→ **Task description**
Look through the material below. Copy each line that contains the string "Otoo".

→ **Entries taken from a collection**
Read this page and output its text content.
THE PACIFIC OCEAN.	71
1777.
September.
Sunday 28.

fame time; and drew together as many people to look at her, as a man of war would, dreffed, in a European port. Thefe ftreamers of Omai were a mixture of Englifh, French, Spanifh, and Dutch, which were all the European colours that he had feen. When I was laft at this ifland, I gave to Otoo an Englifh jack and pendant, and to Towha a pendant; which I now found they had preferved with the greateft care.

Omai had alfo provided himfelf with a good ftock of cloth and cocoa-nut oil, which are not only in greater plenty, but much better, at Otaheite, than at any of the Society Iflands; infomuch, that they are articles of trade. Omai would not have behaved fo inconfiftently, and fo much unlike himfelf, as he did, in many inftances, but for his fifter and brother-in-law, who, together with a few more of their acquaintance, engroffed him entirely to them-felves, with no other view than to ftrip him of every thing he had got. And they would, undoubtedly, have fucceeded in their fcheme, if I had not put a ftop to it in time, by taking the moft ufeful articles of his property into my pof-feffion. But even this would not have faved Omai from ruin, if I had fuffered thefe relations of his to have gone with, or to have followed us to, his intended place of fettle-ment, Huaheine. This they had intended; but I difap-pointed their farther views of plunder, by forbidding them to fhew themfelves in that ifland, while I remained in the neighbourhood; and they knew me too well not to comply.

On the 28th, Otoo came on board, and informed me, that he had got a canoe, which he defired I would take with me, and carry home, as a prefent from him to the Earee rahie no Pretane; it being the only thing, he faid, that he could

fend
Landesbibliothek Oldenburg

→ **Exercise response**
fame time; and drew together as many people to look at her, as a man of war would, dreffed, in a European port. Thefe ftreamers of Omai were a mixture of Englifh, French, Spanifh, and Dutch, which were all the European colours that he had feen. When I was laft at this ifland, I gave to Otoo an Englifh jack and pendant, and to Towha a pendant; which I now found they had preferved with the greateft care.
On the 28th, Otoo came on board, and informed me, that he had got a canoe, which he defired I would take with me, and carry home, as a prefent from him to the Earee rahie no Pretane; it being the only thing, he faid, that he could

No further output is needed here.